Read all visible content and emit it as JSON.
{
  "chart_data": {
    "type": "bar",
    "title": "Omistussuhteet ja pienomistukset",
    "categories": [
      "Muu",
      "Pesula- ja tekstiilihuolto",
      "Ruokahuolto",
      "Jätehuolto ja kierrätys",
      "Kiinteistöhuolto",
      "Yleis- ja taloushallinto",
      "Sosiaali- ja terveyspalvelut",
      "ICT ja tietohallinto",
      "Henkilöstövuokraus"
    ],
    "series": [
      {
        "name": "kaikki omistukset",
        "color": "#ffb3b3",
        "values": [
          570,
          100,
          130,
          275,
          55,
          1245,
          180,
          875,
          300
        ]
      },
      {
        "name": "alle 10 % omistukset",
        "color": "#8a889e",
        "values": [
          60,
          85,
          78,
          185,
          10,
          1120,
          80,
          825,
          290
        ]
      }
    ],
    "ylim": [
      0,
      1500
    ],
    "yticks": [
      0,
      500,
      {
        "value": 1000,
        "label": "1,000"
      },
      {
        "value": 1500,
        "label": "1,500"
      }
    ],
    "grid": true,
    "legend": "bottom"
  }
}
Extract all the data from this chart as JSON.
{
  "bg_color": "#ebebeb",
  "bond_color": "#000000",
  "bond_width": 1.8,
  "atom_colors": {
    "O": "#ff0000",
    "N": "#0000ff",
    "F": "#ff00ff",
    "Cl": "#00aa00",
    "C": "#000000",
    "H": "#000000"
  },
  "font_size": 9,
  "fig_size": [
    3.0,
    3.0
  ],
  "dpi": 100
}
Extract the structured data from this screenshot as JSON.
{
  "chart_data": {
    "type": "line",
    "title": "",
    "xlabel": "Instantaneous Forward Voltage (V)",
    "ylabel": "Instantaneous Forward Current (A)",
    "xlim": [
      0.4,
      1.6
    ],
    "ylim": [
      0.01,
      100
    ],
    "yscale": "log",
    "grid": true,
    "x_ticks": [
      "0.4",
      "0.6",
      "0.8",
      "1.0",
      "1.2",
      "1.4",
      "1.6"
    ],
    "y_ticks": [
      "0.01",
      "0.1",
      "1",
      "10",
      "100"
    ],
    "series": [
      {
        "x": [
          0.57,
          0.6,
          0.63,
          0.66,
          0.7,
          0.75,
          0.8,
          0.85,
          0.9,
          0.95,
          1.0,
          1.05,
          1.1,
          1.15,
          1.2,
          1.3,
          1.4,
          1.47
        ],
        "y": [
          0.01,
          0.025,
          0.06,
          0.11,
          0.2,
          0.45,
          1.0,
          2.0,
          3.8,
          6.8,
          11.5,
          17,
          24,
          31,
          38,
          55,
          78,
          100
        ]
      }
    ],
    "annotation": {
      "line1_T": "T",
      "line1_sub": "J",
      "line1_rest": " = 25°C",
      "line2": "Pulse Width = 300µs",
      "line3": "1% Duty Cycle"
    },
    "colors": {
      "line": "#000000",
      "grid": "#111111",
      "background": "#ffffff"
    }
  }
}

━━━━━━━━━━━━━━━━━━━━━━━━━━━━━━

> _REQUEST_
Go through the entries and repeat each one exactly.

> _SOLVED EXERCISE_
Read all visible content and emit it as JSON.
{
  "chart_data": {
    "type": "bar",
    "title": "Omistussuhteet ja pienomistukset",
    "categories": [
      "Muu",
      "Pesula- ja tekstiilihuolto",
      "Ruokahuolto",
      "Jätehuolto ja kierrätys",
      "Kiinteistöhuolto",
      "Yleis- ja taloushallinto",
      "Sosiaali- ja terveyspalvelut",
      "ICT ja tietohallinto",
      "Henkilöstövuokraus"
    ],
    "series": [
      {
        "name": "kaikki omistukset",
        "color": "#ffb3b3",
        "values": [
          570,
          100,
          130,
          275,
          55,
          1245,
          180,
          875,
          300
        ]
      },
      {
        "name": "alle 10 % omistukset",
        "color": "#8a889e",
        "values": [
          60,
          85,
          78,
          185,
          10,
          1120,
          80,
          825,
          290
        ]
      }
    ],
    "ylim": [
      0,
      1500
    ],
    "yticks": [
      0,
      500,
      {
        "value": 1000,
        "label": "1,000"
      },
      {
        "value": 1500,
        "label": "1,500"
      }
    ],
    "grid": true,
    "legend": "bottom"
  }
}
Extract all the data from this chart as JSON.
{
  "bg_color": "#ebebeb",
  "bond_color": "#000000",
  "bond_width": 1.8,
  "atom_colors": {
    "O": "#ff0000",
    "N": "#0000ff",
    "F": "#ff00ff",
    "Cl": "#00aa00",
    "C": "#000000",
    "H": "#000000"
  },
  "font_size": 9,
  "fig_size": [
    3.0,
    3.0
  ],
  "dpi": 100
}
Extract the structured data from this screenshot as JSON.
{
  "chart_data": {
    "type": "line",
    "title": "",
    "xlabel": "Instantaneous Forward Voltage (V)",
    "ylabel": "Instantaneous Forward Current (A)",
    "xlim": [
      0.4,
      1.6
    ],
    "ylim": [
      0.01,
      100
    ],
    "yscale": "log",
    "grid": true,
    "x_ticks": [
      "0.4",
      "0.6",
      "0.8",
      "1.0",
      "1.2",
      "1.4",
      "1.6"
    ],
    "y_ticks": [
      "0.01",
      "0.1",
      "1",
      "10",
      "100"
    ],
    "series": [
      {
        "x": [
          0.57,
          0.6,
          0.63,
          0.66,
          0.7,
          0.75,
          0.8,
          0.85,
          0.9,
          0.95,
          1.0,
          1.05,
          1.1,
          1.15,
          1.2,
          1.3,
          1.4,
          1.47
        ],
        "y": [
          0.01,
          0.025,
          0.06,
          0.11,
          0.2,
          0.45,
          1.0,
          2.0,
          3.8,
          6.8,
          11.5,
          17,
          24,
          31,
          38,
          55,
          78,
          100
        ]
      }
    ],
    "annotation": {
      "line1_T": "T",
      "line1_sub": "J",
      "line1_rest": " = 25°C",
      "line2": "Pulse Width = 300µs",
      "line3": "1% Duty Cycle"
    },
    "colors": {
      "line": "#000000",
      "grid": "#111111",
      "background": "#ffffff"
    }
  }
}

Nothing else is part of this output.